Direction:
Write out every line below that includes the word "Flux".

(Figure data in JSON)
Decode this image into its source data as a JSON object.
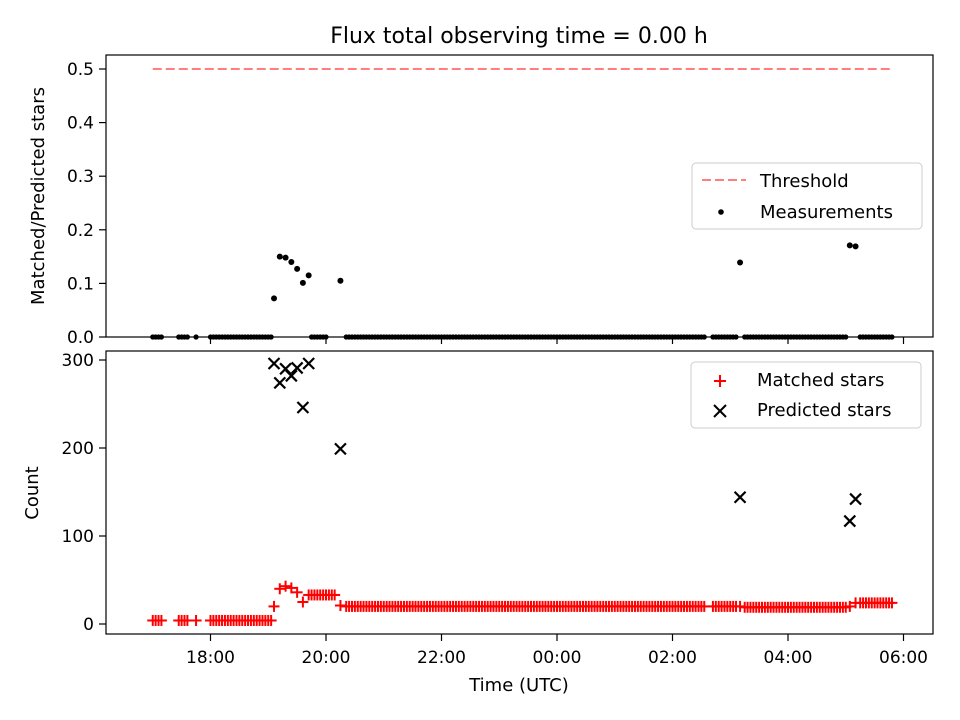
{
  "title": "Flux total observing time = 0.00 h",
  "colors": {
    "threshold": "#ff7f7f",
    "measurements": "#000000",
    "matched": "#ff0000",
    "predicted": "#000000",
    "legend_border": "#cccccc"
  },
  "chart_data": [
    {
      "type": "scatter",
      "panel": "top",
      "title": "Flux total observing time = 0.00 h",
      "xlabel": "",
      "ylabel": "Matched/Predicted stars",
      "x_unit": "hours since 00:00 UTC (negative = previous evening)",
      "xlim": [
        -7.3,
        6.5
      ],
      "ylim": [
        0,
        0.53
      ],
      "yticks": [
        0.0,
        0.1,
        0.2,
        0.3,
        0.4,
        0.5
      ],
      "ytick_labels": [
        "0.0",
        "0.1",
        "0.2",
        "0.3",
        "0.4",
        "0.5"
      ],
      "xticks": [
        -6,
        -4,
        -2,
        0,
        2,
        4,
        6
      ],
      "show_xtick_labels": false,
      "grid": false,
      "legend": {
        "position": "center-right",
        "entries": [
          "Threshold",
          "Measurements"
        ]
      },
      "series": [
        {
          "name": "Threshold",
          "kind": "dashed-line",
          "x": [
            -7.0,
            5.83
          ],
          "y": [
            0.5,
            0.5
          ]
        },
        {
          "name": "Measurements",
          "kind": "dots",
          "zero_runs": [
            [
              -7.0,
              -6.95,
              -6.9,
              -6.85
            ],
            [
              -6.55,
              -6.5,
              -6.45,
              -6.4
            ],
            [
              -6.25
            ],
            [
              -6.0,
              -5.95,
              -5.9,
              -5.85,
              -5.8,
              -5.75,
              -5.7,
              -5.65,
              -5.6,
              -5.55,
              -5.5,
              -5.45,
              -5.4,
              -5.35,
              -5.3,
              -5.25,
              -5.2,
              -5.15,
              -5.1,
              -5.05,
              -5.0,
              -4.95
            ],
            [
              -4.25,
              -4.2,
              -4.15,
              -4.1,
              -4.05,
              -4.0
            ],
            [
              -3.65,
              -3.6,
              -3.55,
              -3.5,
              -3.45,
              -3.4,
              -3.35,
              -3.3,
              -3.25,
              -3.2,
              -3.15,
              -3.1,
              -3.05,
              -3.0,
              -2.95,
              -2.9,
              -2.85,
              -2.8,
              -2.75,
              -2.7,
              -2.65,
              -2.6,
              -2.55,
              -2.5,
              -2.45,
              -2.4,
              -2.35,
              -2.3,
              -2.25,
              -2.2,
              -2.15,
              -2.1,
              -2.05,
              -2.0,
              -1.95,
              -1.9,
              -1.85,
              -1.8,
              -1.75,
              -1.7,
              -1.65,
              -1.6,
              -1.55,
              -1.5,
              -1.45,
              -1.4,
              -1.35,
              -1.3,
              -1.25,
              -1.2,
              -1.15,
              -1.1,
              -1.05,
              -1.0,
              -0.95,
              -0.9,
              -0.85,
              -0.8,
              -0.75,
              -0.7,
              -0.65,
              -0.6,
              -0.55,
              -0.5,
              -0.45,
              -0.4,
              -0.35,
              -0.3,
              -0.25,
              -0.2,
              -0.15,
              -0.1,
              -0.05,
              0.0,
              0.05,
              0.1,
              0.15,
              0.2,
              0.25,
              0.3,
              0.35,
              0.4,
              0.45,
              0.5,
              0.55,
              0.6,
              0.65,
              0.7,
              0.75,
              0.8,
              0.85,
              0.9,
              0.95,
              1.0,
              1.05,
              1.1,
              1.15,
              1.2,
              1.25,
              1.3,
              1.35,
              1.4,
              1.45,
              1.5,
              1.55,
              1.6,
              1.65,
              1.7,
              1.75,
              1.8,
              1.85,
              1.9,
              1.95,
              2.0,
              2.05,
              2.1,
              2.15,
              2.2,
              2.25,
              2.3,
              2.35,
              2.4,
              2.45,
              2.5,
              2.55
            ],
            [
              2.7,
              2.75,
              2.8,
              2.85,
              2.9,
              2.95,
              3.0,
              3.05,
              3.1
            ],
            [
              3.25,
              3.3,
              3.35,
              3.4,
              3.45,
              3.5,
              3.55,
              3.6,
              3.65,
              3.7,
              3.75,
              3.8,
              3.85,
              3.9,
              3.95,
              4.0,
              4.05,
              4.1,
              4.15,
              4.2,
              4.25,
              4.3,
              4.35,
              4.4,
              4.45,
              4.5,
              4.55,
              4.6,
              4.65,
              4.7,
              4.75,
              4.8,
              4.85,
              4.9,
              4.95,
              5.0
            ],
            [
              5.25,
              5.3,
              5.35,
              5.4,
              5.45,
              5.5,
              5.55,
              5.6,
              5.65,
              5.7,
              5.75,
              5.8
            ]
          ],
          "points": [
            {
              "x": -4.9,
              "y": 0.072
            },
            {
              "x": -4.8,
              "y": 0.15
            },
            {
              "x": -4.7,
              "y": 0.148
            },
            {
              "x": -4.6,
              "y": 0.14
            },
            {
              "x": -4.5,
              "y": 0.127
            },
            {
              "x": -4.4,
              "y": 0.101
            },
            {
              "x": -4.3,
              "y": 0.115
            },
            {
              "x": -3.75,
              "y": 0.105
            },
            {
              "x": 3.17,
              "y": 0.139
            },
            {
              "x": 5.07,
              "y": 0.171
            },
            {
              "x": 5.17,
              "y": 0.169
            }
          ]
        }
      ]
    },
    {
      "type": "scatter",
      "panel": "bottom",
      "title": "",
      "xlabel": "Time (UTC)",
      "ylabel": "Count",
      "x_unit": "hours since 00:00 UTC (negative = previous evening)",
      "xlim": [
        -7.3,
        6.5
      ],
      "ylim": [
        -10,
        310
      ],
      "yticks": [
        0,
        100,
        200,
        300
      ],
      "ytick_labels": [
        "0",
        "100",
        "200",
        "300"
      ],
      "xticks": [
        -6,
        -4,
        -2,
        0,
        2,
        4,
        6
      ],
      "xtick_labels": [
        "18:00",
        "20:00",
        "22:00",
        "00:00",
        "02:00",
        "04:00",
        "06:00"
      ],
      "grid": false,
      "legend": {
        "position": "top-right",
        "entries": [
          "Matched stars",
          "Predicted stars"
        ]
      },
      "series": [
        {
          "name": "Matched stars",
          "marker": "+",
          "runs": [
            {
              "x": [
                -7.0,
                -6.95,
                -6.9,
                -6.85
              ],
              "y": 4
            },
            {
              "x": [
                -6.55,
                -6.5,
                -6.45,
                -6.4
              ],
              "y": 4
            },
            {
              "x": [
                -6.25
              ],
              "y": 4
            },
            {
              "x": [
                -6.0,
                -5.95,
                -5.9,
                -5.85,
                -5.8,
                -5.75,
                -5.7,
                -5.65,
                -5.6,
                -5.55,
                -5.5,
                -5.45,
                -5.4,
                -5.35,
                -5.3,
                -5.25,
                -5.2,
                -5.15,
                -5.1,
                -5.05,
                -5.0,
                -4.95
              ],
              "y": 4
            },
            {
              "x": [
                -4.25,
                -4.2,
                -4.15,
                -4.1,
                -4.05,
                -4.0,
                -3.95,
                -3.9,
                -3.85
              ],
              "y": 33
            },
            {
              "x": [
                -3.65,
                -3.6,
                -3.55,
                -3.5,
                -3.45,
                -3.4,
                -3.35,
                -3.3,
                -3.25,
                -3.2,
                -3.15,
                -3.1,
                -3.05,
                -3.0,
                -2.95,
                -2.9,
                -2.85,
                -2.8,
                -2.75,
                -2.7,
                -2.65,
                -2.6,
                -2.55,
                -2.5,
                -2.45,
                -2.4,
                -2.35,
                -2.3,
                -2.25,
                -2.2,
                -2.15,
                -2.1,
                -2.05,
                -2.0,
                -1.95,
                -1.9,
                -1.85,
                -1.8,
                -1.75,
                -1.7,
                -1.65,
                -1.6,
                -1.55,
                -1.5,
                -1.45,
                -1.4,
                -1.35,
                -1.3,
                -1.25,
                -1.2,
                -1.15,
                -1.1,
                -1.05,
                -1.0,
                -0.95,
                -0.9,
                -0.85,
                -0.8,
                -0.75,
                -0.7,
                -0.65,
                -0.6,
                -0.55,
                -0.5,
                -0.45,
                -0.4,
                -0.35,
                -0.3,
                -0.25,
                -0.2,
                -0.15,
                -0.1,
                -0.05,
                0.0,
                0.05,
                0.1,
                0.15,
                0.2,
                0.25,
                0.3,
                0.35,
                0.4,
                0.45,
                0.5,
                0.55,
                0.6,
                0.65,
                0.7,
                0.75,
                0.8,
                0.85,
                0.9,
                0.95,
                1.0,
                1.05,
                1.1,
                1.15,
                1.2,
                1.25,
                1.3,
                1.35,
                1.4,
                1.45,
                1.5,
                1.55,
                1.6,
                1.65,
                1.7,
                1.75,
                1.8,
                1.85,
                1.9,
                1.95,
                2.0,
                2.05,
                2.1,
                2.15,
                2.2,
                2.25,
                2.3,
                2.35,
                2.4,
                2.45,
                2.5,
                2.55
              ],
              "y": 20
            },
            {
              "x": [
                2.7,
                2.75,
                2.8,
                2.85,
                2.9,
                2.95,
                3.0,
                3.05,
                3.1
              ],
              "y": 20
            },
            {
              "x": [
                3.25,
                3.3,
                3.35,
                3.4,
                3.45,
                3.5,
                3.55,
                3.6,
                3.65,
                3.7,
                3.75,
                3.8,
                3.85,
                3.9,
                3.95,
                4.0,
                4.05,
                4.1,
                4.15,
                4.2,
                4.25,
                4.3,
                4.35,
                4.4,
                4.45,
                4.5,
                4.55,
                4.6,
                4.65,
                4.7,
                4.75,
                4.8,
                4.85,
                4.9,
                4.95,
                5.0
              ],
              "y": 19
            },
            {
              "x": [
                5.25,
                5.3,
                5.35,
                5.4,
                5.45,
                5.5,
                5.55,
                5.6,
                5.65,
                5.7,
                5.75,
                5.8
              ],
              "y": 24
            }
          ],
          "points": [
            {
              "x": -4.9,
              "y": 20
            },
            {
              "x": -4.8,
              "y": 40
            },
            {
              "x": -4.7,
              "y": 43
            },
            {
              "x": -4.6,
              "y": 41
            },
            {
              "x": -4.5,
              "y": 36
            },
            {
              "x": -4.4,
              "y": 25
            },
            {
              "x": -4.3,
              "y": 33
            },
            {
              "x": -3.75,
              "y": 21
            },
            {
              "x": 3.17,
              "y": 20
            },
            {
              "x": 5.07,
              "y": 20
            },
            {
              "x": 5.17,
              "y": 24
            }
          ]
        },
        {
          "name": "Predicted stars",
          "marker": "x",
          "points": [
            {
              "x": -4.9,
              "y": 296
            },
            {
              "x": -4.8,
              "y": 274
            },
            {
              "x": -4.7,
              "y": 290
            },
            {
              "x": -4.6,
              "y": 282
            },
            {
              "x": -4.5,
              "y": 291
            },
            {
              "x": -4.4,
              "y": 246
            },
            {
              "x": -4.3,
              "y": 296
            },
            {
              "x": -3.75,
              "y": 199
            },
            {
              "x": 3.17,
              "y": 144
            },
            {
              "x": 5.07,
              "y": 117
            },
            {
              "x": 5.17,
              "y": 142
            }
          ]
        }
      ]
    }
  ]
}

Result for this task:
  "title": "Flux total observing time = 0.00 h",
      "title": "Flux total observing time = 0.00 h",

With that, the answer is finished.